STUDY TEXT:
Lydia Sweatt is a writer, bookworm, and bass guitar enthusiast. When she goes outside, a bicycle goes with her.
How to Remove YouTube Copyright Claims From Your Videos [2021 Update]
YouTube copyright claims are discouraging but necessary. These alerts, which are extremely common, let you know when you’ve used someone else's content in your video. Before the consequences get serious, it’s good to know when you’ve overstepped your bounds as a creator.
The violations that trip up some creators are quite common. Content that includes video clips, images, or audio you haven’t produced yourself will likely spark a copyright claim. Fortunately, you can remove these alerts. All you have to do is substitute copyrighted content for original content you own.
The last thing you want to receive is a copyright strike, which means the copyright owner submitted a legal takedown request for the video. Collecting three strikes is serious. At that point, YouTube will terminate your channel and bar you from creating another one.
Read More: What's the Difference Between a Copyright Claim and a Copyright Strike?
Copyright claims aren’t as devastating as strikes, but they do feel like a speed bump in the YouTube journey. That’s because...
- You can lose monetization for your video.
- YouTube may restrict viewing to certain countries.
- And more
Want to reduce the number of copyright claims on your channel? YouTube just gave creators the best gift ever. It’s a feature that warns you, before publishing a video, that a copyright match was found.
How to Check a YouTube Video for Copyright Claims
Uploading a YouTube video requires several steps. Before your content goes live, you'll give it a title, thumbnail, description, keywords, and other elements to help people find and watch the video.
Now there’s an extra step that happens automatically. YouTube will inspect your content to see if it contains copyrighted material. This happens when you reach the Checks section, as shown below.
This is a game-changer. YouTube’s copyright checker tells you how long the process will take, and it reports copyright matches before you hit publish. At that point, you can choose the best course of action. That may be disputing the claim or taking steps to remove it.
How to Review a YouTube Copyright Claim
On the same upload page, you can view the impact a copyright claim has on your channel. Click See Details for more information.
Here's what you may see after expanding the details:
In this example, YouTube decided to:
- Restrict people from viewing the video in certain countries
- Make the video ineligible for monetization
In this case, the copyright holder can monetize the video for their financial gain. Ads may appear on the video, but the revenue goes to the copyright holder – not us. That's the price of using someone else's content. Still, it’s better than receiving copyright strikes and nearly losing a channel that took years to grow.
Removing or Disputing a YouTube Copyright Claim
If you decide to move forward and upload the video, you can remove or dispute its copyright claim.

SUPPLIED RECORDS:
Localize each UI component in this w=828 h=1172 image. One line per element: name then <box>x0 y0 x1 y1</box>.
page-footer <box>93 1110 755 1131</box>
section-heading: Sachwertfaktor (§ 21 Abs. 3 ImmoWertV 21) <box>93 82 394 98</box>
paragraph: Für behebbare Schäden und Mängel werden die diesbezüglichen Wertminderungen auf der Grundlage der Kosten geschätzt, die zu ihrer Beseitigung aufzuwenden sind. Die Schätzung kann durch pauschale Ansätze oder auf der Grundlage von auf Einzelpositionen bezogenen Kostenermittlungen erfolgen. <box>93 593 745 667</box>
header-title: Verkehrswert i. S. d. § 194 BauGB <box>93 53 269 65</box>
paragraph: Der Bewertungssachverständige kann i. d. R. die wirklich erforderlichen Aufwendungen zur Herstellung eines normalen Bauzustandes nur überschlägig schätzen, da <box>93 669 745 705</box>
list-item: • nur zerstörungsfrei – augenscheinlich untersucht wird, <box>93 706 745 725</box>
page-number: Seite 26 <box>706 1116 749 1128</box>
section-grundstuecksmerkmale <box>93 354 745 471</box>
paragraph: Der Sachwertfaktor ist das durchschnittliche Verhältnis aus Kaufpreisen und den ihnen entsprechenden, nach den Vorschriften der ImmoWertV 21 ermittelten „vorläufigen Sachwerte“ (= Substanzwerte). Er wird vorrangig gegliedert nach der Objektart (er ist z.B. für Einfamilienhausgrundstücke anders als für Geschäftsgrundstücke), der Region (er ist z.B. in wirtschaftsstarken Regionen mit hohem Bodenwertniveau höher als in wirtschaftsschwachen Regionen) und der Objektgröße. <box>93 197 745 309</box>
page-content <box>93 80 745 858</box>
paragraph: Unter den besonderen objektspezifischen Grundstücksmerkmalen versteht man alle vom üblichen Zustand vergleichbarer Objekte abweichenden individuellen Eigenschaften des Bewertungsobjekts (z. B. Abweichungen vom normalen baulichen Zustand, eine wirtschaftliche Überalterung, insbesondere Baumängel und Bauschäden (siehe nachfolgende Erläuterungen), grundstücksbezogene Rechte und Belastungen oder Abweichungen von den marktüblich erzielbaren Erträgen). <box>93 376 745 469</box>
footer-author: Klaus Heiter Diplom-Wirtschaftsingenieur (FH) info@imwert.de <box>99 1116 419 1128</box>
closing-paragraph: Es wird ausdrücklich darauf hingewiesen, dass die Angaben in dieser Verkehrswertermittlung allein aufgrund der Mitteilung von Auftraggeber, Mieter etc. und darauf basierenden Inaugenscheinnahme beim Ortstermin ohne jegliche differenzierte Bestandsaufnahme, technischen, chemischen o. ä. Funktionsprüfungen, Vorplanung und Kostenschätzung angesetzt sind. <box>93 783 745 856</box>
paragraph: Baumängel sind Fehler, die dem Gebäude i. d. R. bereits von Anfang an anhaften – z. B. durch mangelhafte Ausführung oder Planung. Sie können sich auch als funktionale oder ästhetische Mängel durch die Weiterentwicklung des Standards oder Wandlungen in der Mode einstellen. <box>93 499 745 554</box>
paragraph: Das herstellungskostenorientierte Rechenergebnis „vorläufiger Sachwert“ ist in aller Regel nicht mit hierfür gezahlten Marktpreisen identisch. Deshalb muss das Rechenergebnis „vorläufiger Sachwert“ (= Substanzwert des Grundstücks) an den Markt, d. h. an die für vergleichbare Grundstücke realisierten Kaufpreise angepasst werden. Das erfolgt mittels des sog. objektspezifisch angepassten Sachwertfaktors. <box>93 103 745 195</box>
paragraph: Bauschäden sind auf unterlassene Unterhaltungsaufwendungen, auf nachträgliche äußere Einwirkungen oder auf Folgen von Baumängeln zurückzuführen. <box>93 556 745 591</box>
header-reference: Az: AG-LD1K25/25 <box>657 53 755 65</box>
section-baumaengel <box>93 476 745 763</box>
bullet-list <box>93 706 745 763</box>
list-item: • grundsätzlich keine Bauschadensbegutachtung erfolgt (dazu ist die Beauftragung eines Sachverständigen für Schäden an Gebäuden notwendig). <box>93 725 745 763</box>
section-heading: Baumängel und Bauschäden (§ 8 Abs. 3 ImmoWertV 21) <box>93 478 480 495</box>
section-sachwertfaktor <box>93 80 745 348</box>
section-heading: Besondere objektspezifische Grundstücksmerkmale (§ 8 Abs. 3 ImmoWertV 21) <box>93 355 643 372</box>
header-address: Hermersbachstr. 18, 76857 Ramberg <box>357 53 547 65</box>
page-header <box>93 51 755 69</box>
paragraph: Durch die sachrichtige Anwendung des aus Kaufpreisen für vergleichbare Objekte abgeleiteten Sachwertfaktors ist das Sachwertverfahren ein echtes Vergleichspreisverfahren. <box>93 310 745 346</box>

EXERCISE INSTRUCTIONS:
According to the article on YouTube copyright claims, what happens after a channel collects three copyright strikes? Use only the text to answer; ignore the items.

YOUR SOLUTION:
YouTube terminates the channel and bars the creator from making another one.